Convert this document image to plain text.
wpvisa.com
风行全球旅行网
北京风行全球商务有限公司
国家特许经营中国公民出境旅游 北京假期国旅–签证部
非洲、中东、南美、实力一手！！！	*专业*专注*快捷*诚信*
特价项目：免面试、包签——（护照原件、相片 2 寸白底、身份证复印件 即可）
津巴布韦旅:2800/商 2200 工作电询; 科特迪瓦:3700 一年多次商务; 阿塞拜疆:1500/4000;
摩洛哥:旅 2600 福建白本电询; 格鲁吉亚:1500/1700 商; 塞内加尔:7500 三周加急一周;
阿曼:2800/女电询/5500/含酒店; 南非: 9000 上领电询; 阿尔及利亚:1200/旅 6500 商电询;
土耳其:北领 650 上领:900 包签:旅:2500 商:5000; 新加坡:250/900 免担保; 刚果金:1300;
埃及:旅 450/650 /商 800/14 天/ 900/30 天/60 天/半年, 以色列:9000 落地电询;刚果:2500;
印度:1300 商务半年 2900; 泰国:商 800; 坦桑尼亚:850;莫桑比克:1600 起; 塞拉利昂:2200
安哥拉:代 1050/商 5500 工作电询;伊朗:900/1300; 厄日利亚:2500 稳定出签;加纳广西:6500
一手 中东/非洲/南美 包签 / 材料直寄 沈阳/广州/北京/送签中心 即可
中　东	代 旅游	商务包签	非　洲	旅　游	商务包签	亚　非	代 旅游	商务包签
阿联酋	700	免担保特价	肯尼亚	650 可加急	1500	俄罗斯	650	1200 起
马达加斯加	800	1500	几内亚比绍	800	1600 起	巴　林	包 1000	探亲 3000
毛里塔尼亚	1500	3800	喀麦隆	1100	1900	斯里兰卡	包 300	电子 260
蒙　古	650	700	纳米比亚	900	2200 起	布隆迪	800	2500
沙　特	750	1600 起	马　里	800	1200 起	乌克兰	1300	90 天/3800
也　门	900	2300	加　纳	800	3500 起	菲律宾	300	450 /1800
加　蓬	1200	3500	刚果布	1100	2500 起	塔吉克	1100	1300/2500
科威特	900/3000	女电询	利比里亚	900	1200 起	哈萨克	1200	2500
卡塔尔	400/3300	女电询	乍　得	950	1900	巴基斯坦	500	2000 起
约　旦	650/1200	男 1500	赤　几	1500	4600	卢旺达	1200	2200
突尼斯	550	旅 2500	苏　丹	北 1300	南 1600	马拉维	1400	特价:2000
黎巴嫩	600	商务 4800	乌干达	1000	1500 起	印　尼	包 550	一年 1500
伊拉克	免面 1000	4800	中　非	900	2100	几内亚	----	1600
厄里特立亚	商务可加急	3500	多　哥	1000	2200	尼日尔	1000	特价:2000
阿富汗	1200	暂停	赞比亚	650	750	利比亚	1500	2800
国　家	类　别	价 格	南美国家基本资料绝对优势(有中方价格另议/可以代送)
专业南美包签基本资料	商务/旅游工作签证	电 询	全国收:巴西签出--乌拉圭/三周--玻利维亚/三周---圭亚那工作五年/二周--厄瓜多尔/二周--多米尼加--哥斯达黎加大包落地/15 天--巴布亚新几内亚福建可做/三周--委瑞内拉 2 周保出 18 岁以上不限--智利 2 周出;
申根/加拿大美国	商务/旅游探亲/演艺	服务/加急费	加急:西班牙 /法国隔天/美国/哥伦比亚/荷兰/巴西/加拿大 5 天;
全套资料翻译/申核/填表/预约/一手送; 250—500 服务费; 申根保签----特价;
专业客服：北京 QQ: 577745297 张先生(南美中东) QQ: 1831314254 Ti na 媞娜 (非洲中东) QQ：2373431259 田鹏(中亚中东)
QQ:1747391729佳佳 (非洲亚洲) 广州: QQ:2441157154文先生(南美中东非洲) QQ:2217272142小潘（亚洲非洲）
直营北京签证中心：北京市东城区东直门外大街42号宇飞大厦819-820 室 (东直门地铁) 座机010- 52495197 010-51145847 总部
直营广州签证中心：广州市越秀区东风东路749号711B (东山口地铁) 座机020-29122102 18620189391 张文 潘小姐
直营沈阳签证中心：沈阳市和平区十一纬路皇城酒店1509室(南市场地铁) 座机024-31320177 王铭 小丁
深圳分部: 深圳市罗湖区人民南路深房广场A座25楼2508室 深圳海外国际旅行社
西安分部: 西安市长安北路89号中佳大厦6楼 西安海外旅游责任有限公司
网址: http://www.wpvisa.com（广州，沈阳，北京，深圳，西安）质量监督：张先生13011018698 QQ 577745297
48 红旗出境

====

**WRITTEN PROBLEM:** Transcribe the data above in full, exactly.

**TASK RESULT:**
Convert this document image to plain text.
wpvisa.com
风行全球旅行网
北京风行全球商务有限公司
国家特许经营中国公民出境旅游 北京假期国旅–签证部
非洲、中东、南美、实力一手！！！	*专业*专注*快捷*诚信*
特价项目：免面试、包签——（护照原件、相片 2 寸白底、身份证复印件 即可）
津巴布韦旅:2800/商 2200 工作电询; 科特迪瓦:3700 一年多次商务; 阿塞拜疆:1500/4000;
摩洛哥:旅 2600 福建白本电询; 格鲁吉亚:1500/1700 商; 塞内加尔:7500 三周加急一周;
阿曼:2800/女电询/5500/含酒店; 南非: 9000 上领电询; 阿尔及利亚:1200/旅 6500 商电询;
土耳其:北领 650 上领:900 包签:旅:2500 商:5000; 新加坡:250/900 免担保; 刚果金:1300;
埃及:旅 450/650 /商 800/14 天/ 900/30 天/60 天/半年, 以色列:9000 落地电询;刚果:2500;
印度:1300 商务半年 2900; 泰国:商 800; 坦桑尼亚:850;莫桑比克:1600 起; 塞拉利昂:2200
安哥拉:代 1050/商 5500 工作电询;伊朗:900/1300; 厄日利亚:2500 稳定出签;加纳广西:6500
一手 中东/非洲/南美 包签 / 材料直寄 沈阳/广州/北京/送签中心 即可
中　东	代 旅游	商务包签	非　洲	旅　游	商务包签	亚　非	代 旅游	商务包签
阿联酋	700	免担保特价	肯尼亚	650 可加急	1500	俄罗斯	650	1200 起
马达加斯加	800	1500	几内亚比绍	800	1600 起	巴　林	包 1000	探亲 3000
毛里塔尼亚	1500	3800	喀麦隆	1100	1900	斯里兰卡	包 300	电子 260
蒙　古	650	700	纳米比亚	900	2200 起	布隆迪	800	2500
沙　特	750	1600 起	马　里	800	1200 起	乌克兰	1300	90 天/3800
也　门	900	2300	加　纳	800	3500 起	菲律宾	300	450 /1800
加　蓬	1200	3500	刚果布	1100	2500 起	塔吉克	1100	1300/2500
科威特	900/3000	女电询	利比里亚	900	1200 起	哈萨克	1200	2500
卡塔尔	400/3300	女电询	乍　得	950	1900	巴基斯坦	500	2000 起
约　旦	650/1200	男 1500	赤　几	1500	4600	卢旺达	1200	2200
突尼斯	550	旅 2500	苏　丹	北 1300	南 1600	马拉维	1400	特价:2000
黎巴嫩	600	商务 4800	乌干达	1000	1500 起	印　尼	包 550	一年 1500
伊拉克	免面 1000	4800	中　非	900	2100	几内亚	----	1600
厄里特立亚	商务可加急	3500	多　哥	1000	2200	尼日尔	1000	特价:2000
阿富汗	1200	暂停	赞比亚	650	750	利比亚	1500	2800
国　家	类　别	价 格	南美国家基本资料绝对优势(有中方价格另议/可以代送)
专业南美包签基本资料	商务/旅游工作签证	电 询	全国收:巴西签出--乌拉圭/三周--玻利维亚/三周---圭亚那工作五年/二周--厄瓜多尔/二周--多米尼加--哥斯达黎加大包落地/15 天--巴布亚新几内亚福建可做/三周--委瑞内拉 2 周保出 18 岁以上不限--智利 2 周出;
申根/加拿大美国	商务/旅游探亲/演艺	服务/加急费	加急:西班牙 /法国隔天/美国/哥伦比亚/荷兰/巴西/加拿大 5 天;
全套资料翻译/申核/填表/预约/一手送; 250—500 服务费; 申根保签----特价;
专业客服：北京 QQ: 577745297 张先生(南美中东) QQ: 1831314254 Ti na 媞娜 (非洲中东) QQ：2373431259 田鹏(中亚中东)
QQ:1747391729佳佳 (非洲亚洲) 广州: QQ:2441157154文先生(南美中东非洲) QQ:2217272142小潘（亚洲非洲）
直营北京签证中心：北京市东城区东直门外大街42号宇飞大厦819-820 室 (东直门地铁) 座机010- 52495197 010-51145847 总部
直营广州签证中心：广州市越秀区东风东路749号711B (东山口地铁) 座机020-29122102 18620189391 张文 潘小姐
直营沈阳签证中心：沈阳市和平区十一纬路皇城酒店1509室(南市场地铁) 座机024-31320177 王铭 小丁
深圳分部: 深圳市罗湖区人民南路深房广场A座25楼2508室 深圳海外国际旅行社
西安分部: 西安市长安北路89号中佳大厦6楼 西安海外旅游责任有限公司
网址: http://www.wpvisa.com（广州，沈阳，北京，深圳，西安）质量监督：张先生13011018698 QQ 577745297
48 红旗出境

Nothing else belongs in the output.